Collect each line holding the string "name".

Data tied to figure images
-- Start --
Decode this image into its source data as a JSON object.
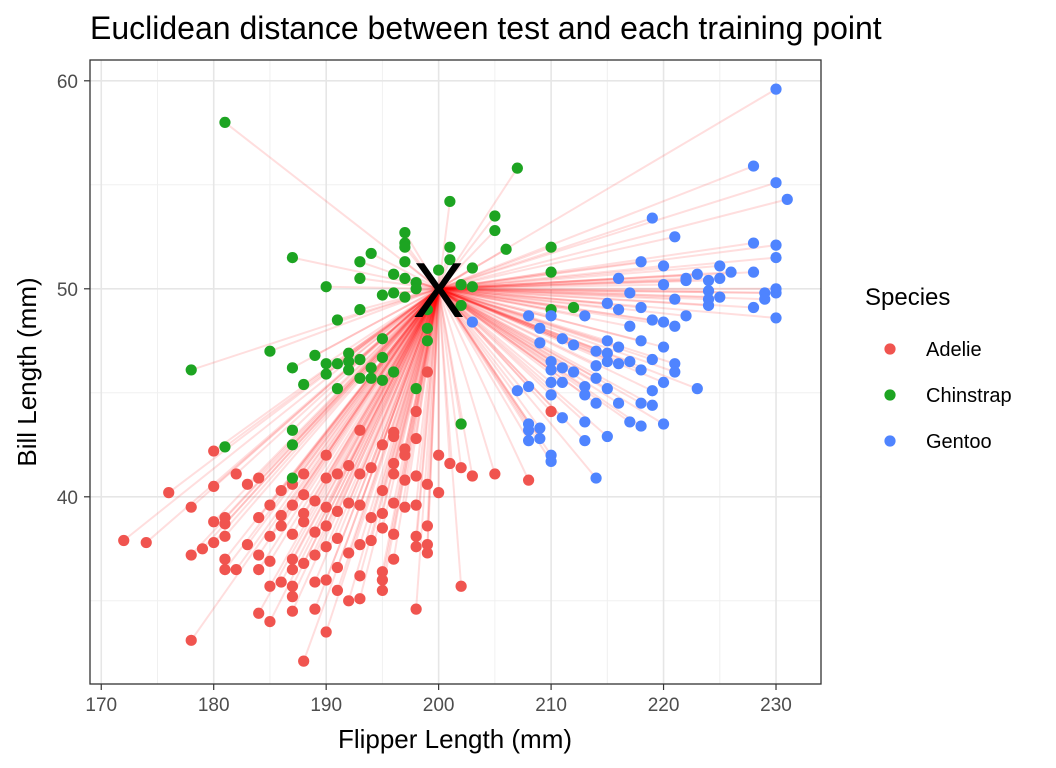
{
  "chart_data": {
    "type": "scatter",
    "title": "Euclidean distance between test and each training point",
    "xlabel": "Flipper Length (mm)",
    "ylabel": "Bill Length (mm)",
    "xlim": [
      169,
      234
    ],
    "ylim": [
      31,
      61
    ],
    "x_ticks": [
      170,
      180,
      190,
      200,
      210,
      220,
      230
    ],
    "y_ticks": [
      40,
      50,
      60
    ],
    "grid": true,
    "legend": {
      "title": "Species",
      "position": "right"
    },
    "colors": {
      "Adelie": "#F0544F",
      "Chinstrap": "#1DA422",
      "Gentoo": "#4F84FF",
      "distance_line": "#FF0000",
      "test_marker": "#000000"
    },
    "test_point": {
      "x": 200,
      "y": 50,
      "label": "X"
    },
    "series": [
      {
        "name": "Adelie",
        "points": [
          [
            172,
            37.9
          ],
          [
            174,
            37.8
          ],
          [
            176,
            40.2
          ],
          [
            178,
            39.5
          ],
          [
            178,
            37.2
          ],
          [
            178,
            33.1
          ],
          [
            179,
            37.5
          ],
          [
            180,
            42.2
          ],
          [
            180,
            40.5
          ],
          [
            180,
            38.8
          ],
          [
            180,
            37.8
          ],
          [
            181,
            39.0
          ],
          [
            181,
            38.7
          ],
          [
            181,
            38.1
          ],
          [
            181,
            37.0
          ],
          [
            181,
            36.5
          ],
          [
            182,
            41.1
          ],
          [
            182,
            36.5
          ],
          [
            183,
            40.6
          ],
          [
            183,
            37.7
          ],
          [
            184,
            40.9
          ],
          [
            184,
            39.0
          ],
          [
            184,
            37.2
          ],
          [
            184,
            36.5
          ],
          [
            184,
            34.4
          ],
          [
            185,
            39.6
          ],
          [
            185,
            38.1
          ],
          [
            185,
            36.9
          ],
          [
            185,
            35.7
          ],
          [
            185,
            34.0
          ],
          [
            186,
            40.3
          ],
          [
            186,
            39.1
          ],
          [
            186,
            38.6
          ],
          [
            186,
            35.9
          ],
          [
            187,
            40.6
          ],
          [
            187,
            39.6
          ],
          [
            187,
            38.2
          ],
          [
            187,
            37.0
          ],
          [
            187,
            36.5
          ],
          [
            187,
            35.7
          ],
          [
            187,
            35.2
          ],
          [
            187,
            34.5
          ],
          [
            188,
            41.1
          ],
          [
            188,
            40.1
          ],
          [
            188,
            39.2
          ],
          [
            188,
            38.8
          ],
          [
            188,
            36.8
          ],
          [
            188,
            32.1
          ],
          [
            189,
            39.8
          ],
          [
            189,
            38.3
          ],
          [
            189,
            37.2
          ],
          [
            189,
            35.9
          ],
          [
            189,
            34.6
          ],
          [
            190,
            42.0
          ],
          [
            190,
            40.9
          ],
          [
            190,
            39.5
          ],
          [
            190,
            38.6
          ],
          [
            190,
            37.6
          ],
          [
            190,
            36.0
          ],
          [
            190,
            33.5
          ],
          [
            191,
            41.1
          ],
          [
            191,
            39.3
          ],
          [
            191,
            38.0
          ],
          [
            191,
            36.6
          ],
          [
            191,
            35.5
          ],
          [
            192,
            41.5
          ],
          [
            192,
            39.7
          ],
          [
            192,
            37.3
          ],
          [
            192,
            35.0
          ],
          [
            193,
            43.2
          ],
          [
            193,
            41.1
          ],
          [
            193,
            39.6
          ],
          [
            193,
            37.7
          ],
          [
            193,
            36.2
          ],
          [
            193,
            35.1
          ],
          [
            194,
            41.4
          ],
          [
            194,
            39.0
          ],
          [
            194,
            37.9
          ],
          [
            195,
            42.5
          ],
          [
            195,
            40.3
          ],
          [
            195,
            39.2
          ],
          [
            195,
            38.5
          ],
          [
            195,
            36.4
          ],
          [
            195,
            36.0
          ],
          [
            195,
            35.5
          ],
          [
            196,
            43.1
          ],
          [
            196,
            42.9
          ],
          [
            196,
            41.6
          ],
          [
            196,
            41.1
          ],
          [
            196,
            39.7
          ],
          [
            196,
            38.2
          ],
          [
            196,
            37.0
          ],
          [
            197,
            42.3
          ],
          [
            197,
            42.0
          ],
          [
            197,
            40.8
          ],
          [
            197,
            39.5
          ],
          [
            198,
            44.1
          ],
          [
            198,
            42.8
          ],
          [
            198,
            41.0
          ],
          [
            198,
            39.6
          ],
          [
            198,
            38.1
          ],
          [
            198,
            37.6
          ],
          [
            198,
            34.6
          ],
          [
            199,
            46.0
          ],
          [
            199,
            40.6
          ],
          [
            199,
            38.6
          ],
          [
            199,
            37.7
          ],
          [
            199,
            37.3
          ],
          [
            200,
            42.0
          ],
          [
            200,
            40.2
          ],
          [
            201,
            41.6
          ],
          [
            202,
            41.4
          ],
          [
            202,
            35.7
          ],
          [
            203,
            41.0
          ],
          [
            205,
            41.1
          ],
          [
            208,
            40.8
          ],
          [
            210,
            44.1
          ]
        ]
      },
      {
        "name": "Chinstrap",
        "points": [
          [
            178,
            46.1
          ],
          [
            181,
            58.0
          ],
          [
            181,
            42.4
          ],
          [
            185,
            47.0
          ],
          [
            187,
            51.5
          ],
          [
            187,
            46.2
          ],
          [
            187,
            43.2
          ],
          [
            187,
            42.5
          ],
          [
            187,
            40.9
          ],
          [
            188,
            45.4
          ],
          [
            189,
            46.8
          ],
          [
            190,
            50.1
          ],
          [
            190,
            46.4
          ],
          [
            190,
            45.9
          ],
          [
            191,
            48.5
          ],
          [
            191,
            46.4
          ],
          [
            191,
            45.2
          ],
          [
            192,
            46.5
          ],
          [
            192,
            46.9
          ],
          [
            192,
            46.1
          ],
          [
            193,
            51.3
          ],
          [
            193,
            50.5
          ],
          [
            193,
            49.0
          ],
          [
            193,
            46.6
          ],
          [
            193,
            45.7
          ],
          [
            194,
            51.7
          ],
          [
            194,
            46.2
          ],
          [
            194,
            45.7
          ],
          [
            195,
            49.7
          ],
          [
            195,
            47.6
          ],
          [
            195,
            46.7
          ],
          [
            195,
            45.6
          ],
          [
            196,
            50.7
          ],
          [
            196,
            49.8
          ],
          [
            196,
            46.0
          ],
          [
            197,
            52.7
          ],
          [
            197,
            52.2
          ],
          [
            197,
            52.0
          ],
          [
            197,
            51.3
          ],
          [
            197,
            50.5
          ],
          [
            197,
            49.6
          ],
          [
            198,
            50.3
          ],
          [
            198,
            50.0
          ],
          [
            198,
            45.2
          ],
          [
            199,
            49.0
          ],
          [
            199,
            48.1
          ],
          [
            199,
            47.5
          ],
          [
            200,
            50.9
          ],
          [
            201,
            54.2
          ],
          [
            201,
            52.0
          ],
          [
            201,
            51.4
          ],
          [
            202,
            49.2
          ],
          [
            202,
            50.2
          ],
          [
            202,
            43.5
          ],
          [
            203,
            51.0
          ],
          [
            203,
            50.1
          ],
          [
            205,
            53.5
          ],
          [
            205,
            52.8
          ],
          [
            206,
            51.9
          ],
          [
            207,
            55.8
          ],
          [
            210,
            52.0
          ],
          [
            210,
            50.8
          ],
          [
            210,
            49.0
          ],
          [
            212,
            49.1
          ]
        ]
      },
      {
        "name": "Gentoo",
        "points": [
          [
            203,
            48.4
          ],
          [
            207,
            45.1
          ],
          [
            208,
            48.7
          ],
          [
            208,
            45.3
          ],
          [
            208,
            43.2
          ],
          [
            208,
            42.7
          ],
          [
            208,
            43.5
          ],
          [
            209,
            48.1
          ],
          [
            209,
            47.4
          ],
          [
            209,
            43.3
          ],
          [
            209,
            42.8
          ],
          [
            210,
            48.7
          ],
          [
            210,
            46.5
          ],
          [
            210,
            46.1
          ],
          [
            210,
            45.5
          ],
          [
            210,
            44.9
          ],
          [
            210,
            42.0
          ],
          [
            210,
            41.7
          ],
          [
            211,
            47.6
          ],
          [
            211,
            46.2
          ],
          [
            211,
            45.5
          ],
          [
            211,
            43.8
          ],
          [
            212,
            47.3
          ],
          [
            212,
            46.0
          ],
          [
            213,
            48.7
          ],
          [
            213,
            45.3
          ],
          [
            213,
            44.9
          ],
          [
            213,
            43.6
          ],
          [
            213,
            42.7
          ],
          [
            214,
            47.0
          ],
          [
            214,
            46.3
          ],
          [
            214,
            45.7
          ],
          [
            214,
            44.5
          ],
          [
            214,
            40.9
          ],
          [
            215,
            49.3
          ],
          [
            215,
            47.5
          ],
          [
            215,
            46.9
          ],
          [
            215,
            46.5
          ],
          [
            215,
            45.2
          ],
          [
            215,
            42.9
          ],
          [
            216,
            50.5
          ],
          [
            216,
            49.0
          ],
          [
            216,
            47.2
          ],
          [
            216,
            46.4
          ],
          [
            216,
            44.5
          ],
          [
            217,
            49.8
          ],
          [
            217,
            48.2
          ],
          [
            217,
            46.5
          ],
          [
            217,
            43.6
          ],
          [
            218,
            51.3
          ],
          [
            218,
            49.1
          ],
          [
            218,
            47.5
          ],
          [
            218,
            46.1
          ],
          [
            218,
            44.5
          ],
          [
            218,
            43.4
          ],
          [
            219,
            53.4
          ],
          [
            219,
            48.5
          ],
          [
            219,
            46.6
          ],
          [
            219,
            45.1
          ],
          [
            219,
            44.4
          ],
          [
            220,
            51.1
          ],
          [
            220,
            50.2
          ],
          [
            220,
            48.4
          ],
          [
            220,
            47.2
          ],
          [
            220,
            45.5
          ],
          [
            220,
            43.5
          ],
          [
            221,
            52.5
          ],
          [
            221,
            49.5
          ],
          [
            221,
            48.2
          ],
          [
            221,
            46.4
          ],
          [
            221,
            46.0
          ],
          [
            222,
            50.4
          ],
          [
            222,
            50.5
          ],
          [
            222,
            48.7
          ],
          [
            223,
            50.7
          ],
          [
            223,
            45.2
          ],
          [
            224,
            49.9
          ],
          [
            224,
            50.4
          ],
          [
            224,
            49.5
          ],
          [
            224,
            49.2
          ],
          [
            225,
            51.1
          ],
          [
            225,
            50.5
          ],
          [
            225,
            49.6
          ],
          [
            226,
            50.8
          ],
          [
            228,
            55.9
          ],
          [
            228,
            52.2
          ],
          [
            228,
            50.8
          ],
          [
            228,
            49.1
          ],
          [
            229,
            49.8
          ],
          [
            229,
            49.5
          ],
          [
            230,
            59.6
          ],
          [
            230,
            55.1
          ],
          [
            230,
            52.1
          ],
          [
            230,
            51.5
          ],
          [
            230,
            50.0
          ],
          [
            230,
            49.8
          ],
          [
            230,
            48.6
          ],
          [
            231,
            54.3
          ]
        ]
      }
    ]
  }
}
-- End --
WORKED ANSWER
        "name": "Adelie",
        "name": "Chinstrap",
        "name": "Gentoo",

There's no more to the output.